* BEGIN Input material *

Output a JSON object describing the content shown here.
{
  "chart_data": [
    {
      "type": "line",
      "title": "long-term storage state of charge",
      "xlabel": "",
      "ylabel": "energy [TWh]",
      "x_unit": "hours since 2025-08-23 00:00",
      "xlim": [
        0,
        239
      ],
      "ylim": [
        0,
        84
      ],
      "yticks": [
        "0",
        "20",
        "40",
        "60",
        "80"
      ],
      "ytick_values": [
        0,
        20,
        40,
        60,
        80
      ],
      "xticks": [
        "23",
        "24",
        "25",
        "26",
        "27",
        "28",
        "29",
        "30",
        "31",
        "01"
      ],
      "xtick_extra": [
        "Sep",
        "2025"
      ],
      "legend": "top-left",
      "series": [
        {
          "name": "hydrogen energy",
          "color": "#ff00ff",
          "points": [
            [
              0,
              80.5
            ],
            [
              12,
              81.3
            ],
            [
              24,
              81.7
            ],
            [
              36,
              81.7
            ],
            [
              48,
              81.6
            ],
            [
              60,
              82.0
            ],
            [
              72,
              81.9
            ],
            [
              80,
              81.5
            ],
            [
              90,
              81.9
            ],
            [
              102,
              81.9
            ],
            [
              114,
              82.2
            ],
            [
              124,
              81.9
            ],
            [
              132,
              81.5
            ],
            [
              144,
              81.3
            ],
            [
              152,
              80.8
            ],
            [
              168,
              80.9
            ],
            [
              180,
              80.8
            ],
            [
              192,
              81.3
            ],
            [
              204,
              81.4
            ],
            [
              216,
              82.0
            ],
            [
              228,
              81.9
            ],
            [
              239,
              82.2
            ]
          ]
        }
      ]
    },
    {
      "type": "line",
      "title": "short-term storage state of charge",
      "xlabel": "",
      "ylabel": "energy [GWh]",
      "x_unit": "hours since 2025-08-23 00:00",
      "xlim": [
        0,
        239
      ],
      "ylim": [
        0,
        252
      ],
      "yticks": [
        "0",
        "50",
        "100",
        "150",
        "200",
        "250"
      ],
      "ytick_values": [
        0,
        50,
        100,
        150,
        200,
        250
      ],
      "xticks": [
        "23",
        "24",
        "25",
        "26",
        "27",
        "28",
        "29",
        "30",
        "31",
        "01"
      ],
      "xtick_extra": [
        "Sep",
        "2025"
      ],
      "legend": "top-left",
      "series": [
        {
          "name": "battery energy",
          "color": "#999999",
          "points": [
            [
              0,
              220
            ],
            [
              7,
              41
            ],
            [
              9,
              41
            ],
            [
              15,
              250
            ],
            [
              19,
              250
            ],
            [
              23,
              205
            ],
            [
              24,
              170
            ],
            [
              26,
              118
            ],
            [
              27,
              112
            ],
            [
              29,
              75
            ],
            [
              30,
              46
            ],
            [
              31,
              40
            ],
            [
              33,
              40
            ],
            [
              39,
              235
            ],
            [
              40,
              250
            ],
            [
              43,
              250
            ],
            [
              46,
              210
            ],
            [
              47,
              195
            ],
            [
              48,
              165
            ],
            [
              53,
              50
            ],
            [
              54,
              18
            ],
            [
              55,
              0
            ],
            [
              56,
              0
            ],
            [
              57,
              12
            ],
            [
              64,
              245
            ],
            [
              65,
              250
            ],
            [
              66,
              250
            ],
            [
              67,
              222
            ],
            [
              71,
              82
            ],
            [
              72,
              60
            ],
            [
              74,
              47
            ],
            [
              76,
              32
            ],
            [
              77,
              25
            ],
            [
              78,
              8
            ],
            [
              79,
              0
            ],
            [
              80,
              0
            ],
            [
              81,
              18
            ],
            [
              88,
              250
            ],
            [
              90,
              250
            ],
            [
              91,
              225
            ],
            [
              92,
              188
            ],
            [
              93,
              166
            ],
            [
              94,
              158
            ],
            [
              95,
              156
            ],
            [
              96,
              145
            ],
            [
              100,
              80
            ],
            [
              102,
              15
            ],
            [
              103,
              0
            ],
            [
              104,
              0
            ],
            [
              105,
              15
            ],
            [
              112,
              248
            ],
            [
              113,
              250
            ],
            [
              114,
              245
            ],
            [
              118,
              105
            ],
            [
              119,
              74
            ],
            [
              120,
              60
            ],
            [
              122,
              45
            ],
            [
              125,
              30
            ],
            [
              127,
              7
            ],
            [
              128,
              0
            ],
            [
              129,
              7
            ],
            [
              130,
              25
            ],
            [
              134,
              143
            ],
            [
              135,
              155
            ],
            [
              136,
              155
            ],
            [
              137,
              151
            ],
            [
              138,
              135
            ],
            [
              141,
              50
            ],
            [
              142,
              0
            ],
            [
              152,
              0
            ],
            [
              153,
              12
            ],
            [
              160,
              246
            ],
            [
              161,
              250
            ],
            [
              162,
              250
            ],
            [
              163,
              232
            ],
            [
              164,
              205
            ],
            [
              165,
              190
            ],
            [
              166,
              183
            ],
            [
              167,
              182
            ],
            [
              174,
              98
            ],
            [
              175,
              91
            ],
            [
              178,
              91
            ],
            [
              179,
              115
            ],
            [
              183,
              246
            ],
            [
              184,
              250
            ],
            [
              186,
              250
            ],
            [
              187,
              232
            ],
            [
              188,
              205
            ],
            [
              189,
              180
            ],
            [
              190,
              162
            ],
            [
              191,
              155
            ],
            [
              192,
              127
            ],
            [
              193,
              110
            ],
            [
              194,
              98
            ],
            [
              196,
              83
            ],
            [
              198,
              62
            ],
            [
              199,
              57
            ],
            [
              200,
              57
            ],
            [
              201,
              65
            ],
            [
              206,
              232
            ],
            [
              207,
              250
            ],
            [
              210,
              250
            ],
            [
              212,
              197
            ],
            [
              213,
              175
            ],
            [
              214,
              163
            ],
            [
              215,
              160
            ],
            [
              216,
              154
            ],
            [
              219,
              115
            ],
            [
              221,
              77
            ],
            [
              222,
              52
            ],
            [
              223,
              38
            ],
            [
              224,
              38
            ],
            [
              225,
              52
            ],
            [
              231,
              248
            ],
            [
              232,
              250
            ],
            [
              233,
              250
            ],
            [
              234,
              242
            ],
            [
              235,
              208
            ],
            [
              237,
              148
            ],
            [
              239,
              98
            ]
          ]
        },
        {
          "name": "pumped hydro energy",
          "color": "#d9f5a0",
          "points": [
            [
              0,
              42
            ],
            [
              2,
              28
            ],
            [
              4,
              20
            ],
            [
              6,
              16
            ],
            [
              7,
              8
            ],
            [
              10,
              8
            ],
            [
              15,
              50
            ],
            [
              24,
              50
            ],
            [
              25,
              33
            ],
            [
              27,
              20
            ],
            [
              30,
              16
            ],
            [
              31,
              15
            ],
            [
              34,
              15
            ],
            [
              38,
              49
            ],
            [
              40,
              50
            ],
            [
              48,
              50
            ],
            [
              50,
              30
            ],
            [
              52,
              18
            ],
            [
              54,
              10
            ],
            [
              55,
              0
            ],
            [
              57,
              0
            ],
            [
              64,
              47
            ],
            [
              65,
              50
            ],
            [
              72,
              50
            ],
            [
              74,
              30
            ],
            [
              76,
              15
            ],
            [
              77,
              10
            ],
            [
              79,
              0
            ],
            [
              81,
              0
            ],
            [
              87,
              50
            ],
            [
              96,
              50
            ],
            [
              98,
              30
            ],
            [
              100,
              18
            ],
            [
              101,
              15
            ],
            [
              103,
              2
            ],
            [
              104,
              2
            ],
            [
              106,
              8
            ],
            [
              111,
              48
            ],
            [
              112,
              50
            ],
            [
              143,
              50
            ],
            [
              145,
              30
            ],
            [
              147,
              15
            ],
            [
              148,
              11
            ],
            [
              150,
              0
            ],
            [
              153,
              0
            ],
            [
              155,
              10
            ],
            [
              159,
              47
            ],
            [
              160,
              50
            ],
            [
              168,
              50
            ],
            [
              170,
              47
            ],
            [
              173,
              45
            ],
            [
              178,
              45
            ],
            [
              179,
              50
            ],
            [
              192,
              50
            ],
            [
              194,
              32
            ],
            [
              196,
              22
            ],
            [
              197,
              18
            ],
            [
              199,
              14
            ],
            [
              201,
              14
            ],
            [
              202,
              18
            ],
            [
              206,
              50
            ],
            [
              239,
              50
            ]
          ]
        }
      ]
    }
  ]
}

* END Input material *

Your task is to list each line of the records with the word "title".

      "title": "long-term storage state of charge",
      "title": "short-term storage state of charge",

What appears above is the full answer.